Set the listing down again in full, word for word, with the pictures left out.
____________________
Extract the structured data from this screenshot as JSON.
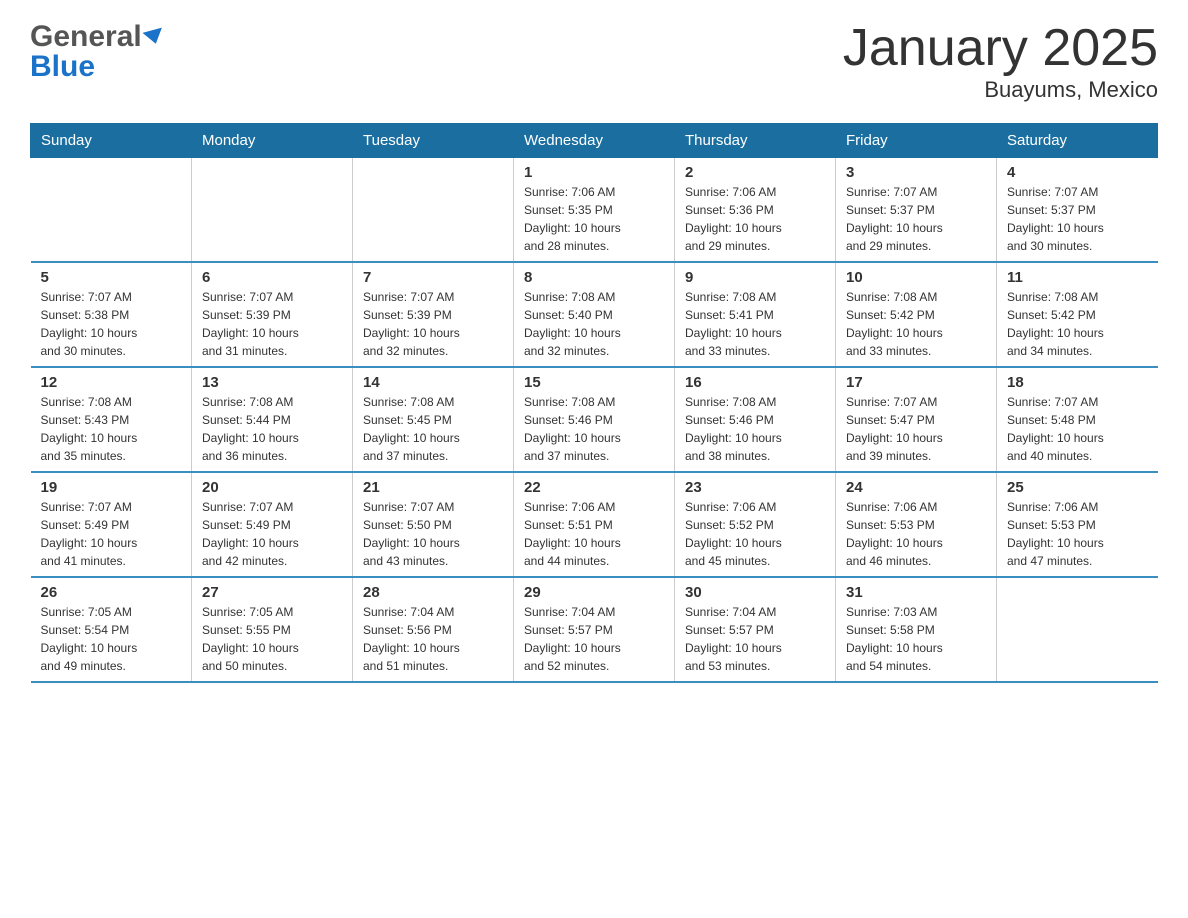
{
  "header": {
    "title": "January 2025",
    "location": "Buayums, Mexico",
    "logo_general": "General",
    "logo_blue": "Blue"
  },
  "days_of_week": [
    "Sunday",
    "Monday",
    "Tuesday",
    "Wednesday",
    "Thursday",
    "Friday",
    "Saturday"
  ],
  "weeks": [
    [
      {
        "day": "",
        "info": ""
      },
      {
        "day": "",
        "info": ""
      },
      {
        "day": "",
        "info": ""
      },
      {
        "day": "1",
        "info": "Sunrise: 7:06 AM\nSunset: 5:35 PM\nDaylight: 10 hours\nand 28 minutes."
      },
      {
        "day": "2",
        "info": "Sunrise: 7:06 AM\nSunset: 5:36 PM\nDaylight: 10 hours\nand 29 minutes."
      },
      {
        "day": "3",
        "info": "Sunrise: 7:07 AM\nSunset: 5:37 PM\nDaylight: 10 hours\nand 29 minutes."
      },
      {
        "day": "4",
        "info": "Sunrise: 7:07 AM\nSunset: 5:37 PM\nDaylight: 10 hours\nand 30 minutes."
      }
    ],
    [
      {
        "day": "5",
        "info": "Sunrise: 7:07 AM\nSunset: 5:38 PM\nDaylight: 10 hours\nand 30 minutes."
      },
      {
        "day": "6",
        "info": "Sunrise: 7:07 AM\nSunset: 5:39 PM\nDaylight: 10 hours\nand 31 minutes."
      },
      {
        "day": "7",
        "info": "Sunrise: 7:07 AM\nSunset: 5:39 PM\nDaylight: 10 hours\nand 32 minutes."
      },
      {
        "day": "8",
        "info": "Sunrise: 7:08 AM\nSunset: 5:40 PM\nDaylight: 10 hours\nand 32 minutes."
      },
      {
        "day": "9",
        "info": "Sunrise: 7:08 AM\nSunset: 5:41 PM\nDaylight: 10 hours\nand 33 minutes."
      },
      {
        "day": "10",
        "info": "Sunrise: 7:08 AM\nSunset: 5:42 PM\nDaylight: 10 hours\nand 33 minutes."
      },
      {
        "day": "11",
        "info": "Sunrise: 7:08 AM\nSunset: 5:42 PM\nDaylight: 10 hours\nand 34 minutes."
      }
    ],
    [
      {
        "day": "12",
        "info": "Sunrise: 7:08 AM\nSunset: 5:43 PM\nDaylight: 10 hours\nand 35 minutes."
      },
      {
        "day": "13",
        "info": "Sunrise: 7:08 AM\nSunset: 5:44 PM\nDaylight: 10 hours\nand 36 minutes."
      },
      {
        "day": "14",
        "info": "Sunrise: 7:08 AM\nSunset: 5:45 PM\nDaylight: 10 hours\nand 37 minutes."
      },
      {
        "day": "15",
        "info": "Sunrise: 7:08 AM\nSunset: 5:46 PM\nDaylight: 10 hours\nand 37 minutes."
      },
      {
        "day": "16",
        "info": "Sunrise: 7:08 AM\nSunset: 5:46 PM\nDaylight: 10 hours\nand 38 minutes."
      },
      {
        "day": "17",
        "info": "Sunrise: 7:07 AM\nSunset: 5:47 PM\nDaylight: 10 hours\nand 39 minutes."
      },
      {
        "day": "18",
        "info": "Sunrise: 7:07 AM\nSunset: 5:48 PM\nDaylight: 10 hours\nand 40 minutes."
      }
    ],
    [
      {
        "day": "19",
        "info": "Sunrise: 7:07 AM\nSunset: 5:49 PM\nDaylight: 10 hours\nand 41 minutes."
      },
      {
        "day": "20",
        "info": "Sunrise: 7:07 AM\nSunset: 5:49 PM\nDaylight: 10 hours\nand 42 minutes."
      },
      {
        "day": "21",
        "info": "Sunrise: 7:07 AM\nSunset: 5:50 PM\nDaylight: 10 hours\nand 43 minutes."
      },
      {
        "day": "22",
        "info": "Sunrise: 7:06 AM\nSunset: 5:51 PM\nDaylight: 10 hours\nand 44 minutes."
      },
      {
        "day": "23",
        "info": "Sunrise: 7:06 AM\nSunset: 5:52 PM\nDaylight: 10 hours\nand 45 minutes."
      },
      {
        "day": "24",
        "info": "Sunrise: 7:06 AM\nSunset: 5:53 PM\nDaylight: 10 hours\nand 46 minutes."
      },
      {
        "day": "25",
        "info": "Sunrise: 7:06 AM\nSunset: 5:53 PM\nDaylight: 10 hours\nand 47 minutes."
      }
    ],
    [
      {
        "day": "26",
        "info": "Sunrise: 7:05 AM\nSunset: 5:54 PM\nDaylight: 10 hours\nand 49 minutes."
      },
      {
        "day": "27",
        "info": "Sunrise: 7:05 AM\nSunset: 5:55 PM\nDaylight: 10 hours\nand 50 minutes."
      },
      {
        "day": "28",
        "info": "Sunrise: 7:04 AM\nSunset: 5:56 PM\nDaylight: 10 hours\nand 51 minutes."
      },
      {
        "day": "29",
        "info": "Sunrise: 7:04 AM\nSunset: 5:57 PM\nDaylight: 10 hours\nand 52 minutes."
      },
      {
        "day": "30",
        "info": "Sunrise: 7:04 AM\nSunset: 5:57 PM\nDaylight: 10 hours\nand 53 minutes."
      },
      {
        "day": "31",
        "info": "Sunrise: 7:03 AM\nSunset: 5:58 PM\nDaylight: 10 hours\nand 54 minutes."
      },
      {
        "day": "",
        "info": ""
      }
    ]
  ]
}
____________________
THE REPLY:
Extract the structured data from this screenshot as JSON.
{
  "header": {
    "title": "January 2025",
    "location": "Buayums, Mexico",
    "logo_general": "General",
    "logo_blue": "Blue"
  },
  "days_of_week": [
    "Sunday",
    "Monday",
    "Tuesday",
    "Wednesday",
    "Thursday",
    "Friday",
    "Saturday"
  ],
  "weeks": [
    [
      {
        "day": "",
        "info": ""
      },
      {
        "day": "",
        "info": ""
      },
      {
        "day": "",
        "info": ""
      },
      {
        "day": "1",
        "info": "Sunrise: 7:06 AM\nSunset: 5:35 PM\nDaylight: 10 hours\nand 28 minutes."
      },
      {
        "day": "2",
        "info": "Sunrise: 7:06 AM\nSunset: 5:36 PM\nDaylight: 10 hours\nand 29 minutes."
      },
      {
        "day": "3",
        "info": "Sunrise: 7:07 AM\nSunset: 5:37 PM\nDaylight: 10 hours\nand 29 minutes."
      },
      {
        "day": "4",
        "info": "Sunrise: 7:07 AM\nSunset: 5:37 PM\nDaylight: 10 hours\nand 30 minutes."
      }
    ],
    [
      {
        "day": "5",
        "info": "Sunrise: 7:07 AM\nSunset: 5:38 PM\nDaylight: 10 hours\nand 30 minutes."
      },
      {
        "day": "6",
        "info": "Sunrise: 7:07 AM\nSunset: 5:39 PM\nDaylight: 10 hours\nand 31 minutes."
      },
      {
        "day": "7",
        "info": "Sunrise: 7:07 AM\nSunset: 5:39 PM\nDaylight: 10 hours\nand 32 minutes."
      },
      {
        "day": "8",
        "info": "Sunrise: 7:08 AM\nSunset: 5:40 PM\nDaylight: 10 hours\nand 32 minutes."
      },
      {
        "day": "9",
        "info": "Sunrise: 7:08 AM\nSunset: 5:41 PM\nDaylight: 10 hours\nand 33 minutes."
      },
      {
        "day": "10",
        "info": "Sunrise: 7:08 AM\nSunset: 5:42 PM\nDaylight: 10 hours\nand 33 minutes."
      },
      {
        "day": "11",
        "info": "Sunrise: 7:08 AM\nSunset: 5:42 PM\nDaylight: 10 hours\nand 34 minutes."
      }
    ],
    [
      {
        "day": "12",
        "info": "Sunrise: 7:08 AM\nSunset: 5:43 PM\nDaylight: 10 hours\nand 35 minutes."
      },
      {
        "day": "13",
        "info": "Sunrise: 7:08 AM\nSunset: 5:44 PM\nDaylight: 10 hours\nand 36 minutes."
      },
      {
        "day": "14",
        "info": "Sunrise: 7:08 AM\nSunset: 5:45 PM\nDaylight: 10 hours\nand 37 minutes."
      },
      {
        "day": "15",
        "info": "Sunrise: 7:08 AM\nSunset: 5:46 PM\nDaylight: 10 hours\nand 37 minutes."
      },
      {
        "day": "16",
        "info": "Sunrise: 7:08 AM\nSunset: 5:46 PM\nDaylight: 10 hours\nand 38 minutes."
      },
      {
        "day": "17",
        "info": "Sunrise: 7:07 AM\nSunset: 5:47 PM\nDaylight: 10 hours\nand 39 minutes."
      },
      {
        "day": "18",
        "info": "Sunrise: 7:07 AM\nSunset: 5:48 PM\nDaylight: 10 hours\nand 40 minutes."
      }
    ],
    [
      {
        "day": "19",
        "info": "Sunrise: 7:07 AM\nSunset: 5:49 PM\nDaylight: 10 hours\nand 41 minutes."
      },
      {
        "day": "20",
        "info": "Sunrise: 7:07 AM\nSunset: 5:49 PM\nDaylight: 10 hours\nand 42 minutes."
      },
      {
        "day": "21",
        "info": "Sunrise: 7:07 AM\nSunset: 5:50 PM\nDaylight: 10 hours\nand 43 minutes."
      },
      {
        "day": "22",
        "info": "Sunrise: 7:06 AM\nSunset: 5:51 PM\nDaylight: 10 hours\nand 44 minutes."
      },
      {
        "day": "23",
        "info": "Sunrise: 7:06 AM\nSunset: 5:52 PM\nDaylight: 10 hours\nand 45 minutes."
      },
      {
        "day": "24",
        "info": "Sunrise: 7:06 AM\nSunset: 5:53 PM\nDaylight: 10 hours\nand 46 minutes."
      },
      {
        "day": "25",
        "info": "Sunrise: 7:06 AM\nSunset: 5:53 PM\nDaylight: 10 hours\nand 47 minutes."
      }
    ],
    [
      {
        "day": "26",
        "info": "Sunrise: 7:05 AM\nSunset: 5:54 PM\nDaylight: 10 hours\nand 49 minutes."
      },
      {
        "day": "27",
        "info": "Sunrise: 7:05 AM\nSunset: 5:55 PM\nDaylight: 10 hours\nand 50 minutes."
      },
      {
        "day": "28",
        "info": "Sunrise: 7:04 AM\nSunset: 5:56 PM\nDaylight: 10 hours\nand 51 minutes."
      },
      {
        "day": "29",
        "info": "Sunrise: 7:04 AM\nSunset: 5:57 PM\nDaylight: 10 hours\nand 52 minutes."
      },
      {
        "day": "30",
        "info": "Sunrise: 7:04 AM\nSunset: 5:57 PM\nDaylight: 10 hours\nand 53 minutes."
      },
      {
        "day": "31",
        "info": "Sunrise: 7:03 AM\nSunset: 5:58 PM\nDaylight: 10 hours\nand 54 minutes."
      },
      {
        "day": "",
        "info": ""
      }
    ]
  ]
}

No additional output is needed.